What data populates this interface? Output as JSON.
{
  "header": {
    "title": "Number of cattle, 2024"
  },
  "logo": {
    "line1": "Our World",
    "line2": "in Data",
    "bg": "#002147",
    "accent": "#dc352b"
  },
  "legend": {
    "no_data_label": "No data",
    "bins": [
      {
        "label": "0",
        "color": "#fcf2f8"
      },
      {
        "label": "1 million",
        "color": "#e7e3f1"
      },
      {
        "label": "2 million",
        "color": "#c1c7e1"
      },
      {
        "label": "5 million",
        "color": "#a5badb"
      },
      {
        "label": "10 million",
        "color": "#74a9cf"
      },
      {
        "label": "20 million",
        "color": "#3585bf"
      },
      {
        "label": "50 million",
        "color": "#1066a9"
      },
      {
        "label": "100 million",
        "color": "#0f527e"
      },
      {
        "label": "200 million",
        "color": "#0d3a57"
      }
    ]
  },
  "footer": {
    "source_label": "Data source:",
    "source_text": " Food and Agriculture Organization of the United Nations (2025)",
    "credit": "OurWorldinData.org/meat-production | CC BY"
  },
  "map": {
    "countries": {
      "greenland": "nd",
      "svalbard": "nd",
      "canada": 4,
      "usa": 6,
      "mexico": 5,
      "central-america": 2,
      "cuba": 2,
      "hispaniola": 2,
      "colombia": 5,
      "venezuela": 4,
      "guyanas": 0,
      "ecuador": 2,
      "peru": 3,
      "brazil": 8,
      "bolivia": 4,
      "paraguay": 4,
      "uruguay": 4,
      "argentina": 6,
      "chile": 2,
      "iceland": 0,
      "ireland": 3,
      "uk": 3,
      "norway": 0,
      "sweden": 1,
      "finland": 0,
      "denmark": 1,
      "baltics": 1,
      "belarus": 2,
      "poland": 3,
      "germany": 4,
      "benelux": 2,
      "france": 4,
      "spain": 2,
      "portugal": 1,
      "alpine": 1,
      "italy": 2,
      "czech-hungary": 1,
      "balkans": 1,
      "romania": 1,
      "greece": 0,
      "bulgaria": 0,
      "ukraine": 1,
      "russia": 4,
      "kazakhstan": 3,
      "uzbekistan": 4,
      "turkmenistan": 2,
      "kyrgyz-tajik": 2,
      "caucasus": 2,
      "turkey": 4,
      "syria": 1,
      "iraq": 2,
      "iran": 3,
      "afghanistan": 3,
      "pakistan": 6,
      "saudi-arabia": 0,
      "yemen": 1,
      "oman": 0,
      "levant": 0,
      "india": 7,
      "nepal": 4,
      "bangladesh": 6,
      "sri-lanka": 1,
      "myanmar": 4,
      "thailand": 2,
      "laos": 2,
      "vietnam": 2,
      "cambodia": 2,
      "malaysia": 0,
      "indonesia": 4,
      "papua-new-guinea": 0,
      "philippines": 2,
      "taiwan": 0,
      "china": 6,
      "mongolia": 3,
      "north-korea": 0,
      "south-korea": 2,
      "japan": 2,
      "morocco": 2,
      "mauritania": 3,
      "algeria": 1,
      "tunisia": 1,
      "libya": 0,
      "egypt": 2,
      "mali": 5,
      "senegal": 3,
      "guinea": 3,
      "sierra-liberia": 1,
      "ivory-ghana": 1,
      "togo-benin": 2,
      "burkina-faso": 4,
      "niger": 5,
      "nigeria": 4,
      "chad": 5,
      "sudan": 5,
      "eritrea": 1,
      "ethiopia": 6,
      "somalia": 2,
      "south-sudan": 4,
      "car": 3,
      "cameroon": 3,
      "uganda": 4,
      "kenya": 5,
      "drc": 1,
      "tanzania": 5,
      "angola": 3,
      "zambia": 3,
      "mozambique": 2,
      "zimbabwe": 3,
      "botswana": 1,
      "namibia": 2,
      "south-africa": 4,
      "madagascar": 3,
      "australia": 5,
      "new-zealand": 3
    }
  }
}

...

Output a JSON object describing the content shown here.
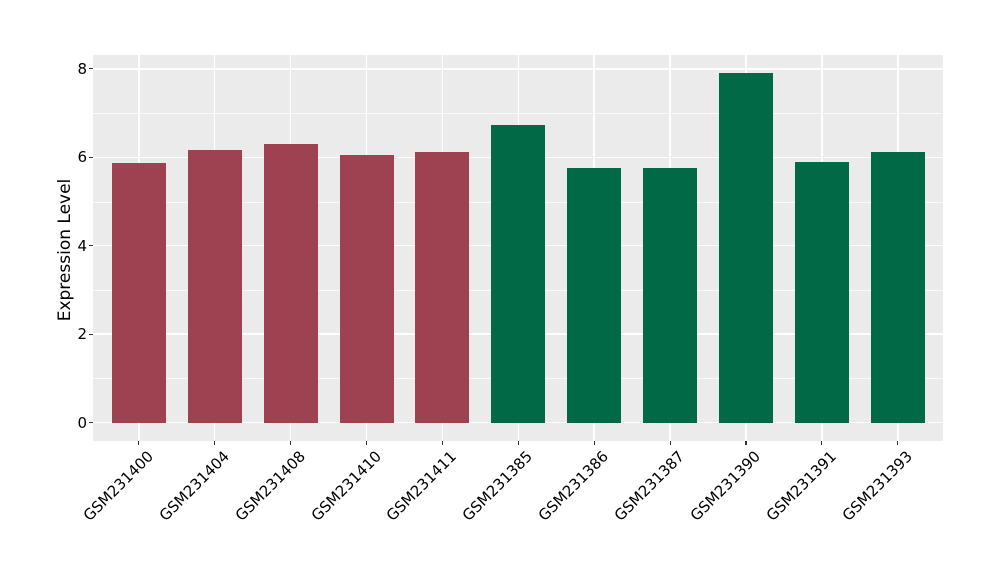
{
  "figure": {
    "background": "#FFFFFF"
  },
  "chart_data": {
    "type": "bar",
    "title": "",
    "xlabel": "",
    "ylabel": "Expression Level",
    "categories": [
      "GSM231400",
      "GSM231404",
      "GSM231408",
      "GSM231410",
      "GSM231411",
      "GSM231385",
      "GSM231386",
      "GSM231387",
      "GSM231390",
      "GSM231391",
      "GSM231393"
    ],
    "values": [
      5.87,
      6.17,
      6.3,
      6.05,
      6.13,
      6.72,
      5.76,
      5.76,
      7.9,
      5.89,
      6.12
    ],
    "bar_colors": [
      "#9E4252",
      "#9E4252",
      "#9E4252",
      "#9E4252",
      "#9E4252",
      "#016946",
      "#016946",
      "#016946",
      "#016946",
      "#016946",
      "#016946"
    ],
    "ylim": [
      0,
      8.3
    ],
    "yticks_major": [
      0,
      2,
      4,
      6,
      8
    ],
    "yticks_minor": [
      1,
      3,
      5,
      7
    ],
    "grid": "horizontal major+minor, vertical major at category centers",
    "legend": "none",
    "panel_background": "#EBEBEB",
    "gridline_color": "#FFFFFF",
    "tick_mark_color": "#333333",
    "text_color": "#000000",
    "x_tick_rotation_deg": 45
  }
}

### JOB
Copy out all lines above that include the string "FFFFFF".

### SOLUTION FOR THIS EXERCISE
    "background": "#FFFFFF"
    "gridline_color": "#FFFFFF",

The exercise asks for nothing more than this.